Go through the listing beneath this task and return every line that carries the string "requisitos".

--- Information shown ---

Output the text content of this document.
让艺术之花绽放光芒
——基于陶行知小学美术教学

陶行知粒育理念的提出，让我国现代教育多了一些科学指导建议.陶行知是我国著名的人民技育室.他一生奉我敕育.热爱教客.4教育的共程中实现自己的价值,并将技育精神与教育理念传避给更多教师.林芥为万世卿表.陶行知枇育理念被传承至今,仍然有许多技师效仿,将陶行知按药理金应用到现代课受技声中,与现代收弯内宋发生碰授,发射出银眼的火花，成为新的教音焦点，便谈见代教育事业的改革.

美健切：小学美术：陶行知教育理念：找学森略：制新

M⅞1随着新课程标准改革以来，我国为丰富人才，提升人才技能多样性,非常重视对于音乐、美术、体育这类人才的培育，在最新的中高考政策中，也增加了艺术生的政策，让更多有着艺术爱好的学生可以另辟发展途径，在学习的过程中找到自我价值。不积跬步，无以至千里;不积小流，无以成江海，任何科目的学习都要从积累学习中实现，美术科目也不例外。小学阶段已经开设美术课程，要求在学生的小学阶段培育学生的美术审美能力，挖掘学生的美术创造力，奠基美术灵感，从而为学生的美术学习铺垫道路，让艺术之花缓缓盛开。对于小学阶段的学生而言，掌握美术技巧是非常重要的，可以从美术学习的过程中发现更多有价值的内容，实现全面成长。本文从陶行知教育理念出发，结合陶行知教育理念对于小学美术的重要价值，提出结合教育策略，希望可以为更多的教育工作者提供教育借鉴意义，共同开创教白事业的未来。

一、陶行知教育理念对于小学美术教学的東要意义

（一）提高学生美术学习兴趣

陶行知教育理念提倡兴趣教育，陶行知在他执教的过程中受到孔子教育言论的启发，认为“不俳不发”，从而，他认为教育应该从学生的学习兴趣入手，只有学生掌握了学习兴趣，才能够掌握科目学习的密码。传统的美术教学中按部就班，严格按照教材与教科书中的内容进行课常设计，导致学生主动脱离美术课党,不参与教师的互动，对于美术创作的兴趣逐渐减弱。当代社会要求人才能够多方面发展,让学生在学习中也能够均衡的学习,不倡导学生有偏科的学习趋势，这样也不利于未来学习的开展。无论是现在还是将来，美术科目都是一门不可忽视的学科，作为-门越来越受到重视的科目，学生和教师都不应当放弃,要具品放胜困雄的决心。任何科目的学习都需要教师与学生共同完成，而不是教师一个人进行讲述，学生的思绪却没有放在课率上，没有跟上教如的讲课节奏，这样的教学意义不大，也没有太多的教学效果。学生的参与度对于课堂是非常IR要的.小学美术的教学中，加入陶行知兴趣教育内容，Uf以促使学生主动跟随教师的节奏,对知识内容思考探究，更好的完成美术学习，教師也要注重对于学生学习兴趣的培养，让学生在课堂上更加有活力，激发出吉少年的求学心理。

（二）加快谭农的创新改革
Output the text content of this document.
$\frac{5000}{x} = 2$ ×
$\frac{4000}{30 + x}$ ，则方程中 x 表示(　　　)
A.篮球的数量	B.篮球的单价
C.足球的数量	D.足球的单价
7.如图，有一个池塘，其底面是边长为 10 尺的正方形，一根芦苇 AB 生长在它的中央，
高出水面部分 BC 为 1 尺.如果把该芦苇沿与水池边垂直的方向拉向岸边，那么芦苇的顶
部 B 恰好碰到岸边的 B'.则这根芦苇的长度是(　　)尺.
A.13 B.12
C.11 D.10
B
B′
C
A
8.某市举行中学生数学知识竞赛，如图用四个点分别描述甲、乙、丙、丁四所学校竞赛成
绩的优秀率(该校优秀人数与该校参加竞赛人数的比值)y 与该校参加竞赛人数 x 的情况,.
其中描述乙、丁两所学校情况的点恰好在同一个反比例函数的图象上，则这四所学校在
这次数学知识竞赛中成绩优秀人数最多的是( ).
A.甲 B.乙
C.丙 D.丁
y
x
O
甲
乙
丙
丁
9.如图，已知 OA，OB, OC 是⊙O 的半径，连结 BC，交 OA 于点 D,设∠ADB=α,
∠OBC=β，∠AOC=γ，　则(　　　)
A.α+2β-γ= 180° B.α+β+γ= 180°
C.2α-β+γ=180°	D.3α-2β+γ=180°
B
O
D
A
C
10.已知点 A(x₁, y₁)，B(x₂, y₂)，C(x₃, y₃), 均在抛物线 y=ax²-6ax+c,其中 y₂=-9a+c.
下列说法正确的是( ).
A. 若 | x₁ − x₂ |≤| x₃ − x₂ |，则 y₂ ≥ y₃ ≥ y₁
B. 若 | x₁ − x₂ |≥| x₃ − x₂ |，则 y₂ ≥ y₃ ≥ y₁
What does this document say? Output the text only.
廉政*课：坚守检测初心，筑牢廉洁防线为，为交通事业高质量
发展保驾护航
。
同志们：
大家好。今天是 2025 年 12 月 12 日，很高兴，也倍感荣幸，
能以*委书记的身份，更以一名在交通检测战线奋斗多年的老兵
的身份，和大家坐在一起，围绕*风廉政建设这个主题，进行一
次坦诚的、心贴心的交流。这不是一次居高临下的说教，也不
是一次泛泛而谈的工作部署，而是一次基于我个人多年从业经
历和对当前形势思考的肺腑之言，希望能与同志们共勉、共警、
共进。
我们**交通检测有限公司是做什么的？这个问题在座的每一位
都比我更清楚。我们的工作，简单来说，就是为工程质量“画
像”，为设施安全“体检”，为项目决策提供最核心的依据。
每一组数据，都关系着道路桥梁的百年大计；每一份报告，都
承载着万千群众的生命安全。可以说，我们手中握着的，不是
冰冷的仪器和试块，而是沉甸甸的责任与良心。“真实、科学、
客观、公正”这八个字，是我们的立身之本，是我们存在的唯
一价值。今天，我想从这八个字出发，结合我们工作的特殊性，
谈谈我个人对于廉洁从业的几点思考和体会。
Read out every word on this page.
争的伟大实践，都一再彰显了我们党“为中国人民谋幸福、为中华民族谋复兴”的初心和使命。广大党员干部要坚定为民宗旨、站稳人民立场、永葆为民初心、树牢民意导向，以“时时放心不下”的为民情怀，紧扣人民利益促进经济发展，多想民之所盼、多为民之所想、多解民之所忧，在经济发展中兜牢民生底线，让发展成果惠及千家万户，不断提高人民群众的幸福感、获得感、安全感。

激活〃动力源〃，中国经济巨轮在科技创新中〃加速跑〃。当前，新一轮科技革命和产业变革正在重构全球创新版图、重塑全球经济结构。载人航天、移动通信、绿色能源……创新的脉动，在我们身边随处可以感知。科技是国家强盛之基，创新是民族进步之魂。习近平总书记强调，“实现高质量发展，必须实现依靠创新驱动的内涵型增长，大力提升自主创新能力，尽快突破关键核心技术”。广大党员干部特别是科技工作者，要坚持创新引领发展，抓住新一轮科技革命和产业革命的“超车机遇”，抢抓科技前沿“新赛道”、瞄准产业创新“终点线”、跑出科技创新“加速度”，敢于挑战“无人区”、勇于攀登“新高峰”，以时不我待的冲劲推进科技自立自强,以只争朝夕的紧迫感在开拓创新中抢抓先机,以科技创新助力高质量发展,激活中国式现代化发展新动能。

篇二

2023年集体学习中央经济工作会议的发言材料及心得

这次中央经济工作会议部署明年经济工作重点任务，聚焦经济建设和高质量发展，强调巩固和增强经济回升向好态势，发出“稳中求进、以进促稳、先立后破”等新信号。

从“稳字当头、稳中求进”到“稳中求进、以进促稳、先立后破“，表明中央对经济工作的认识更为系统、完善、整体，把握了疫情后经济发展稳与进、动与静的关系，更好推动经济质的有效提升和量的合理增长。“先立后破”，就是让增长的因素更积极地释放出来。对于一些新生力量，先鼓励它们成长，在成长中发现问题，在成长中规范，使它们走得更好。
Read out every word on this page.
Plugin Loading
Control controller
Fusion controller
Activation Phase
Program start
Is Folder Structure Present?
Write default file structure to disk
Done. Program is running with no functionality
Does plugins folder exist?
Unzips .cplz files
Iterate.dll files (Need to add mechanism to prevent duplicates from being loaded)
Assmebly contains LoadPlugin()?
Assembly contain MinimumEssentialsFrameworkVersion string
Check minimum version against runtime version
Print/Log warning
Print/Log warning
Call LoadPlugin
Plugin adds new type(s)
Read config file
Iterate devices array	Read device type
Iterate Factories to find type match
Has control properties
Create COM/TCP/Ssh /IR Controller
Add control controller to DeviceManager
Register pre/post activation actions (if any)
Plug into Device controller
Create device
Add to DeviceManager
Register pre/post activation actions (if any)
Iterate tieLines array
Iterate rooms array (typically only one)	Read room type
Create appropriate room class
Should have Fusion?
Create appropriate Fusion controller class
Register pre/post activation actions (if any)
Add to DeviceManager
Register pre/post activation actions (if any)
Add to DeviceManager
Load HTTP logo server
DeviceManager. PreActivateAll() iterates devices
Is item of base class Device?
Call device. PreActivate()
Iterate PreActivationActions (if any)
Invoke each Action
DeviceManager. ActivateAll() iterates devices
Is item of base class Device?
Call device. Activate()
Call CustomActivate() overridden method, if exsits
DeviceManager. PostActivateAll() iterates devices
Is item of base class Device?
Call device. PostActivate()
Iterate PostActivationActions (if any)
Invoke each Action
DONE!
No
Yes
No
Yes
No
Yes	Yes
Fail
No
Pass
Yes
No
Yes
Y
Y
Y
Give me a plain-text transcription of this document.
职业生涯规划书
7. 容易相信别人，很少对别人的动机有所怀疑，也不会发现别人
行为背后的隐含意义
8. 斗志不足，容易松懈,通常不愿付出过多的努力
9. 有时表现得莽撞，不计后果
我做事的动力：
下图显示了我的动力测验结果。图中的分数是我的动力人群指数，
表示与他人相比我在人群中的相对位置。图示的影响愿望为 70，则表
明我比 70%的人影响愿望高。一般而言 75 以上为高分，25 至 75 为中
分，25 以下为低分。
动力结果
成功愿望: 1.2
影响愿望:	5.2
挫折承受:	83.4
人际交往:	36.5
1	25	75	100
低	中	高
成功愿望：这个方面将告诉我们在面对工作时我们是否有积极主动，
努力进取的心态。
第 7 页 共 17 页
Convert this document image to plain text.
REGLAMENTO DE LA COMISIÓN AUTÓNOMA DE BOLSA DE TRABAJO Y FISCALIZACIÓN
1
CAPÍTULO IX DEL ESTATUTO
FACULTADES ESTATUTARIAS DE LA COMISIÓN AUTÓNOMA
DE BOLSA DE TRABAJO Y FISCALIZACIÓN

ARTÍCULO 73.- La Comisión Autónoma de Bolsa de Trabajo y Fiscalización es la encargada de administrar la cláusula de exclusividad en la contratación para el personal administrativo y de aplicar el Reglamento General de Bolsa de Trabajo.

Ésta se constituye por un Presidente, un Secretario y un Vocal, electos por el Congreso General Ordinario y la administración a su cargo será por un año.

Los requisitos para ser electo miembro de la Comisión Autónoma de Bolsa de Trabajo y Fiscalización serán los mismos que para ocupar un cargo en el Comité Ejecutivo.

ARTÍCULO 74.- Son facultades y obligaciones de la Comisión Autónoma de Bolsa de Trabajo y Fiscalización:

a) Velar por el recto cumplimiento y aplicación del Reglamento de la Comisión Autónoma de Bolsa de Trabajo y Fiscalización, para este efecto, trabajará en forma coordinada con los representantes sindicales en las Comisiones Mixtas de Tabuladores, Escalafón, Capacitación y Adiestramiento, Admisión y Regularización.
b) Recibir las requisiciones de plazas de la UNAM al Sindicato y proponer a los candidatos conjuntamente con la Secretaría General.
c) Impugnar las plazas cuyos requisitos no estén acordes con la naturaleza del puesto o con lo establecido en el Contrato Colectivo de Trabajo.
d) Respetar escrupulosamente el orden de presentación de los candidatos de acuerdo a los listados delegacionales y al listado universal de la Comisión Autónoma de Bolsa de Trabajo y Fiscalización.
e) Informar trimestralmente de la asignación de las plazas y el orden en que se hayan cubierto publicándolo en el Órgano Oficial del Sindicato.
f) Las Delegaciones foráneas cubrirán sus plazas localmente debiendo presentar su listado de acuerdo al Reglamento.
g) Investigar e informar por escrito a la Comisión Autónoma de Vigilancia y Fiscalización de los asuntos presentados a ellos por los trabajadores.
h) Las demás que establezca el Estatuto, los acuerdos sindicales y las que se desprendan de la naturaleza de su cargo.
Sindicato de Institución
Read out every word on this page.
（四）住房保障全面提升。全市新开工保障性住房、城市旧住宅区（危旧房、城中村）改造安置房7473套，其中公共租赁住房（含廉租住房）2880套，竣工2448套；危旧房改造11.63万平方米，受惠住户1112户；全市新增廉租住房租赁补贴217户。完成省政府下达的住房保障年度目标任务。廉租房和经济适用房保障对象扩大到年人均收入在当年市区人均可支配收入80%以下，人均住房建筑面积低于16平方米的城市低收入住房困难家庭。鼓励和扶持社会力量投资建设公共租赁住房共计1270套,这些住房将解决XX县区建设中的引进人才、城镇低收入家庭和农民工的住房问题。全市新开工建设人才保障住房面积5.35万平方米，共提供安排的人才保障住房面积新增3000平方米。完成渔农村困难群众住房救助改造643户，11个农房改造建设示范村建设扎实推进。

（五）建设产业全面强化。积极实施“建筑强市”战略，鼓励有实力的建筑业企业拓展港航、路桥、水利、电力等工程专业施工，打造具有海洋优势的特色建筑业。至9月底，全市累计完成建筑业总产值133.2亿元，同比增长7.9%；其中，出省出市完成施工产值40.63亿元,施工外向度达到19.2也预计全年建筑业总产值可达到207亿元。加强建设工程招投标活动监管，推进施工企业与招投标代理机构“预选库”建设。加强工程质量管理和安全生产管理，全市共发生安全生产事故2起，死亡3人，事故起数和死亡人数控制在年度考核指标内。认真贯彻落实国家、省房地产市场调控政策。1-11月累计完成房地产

---

Exercise answer:
Los requisitos para ser electo miembro de la Comisión Autónoma de Bolsa de Trabajo y Fiscalización serán los mismos que para ocupar un cargo en el Comité Ejecutivo.
c) Impugnar las plazas cuyos requisitos no estén acordes con la naturaleza del puesto o con lo establecido en el Contrato Colectivo de Trabajo.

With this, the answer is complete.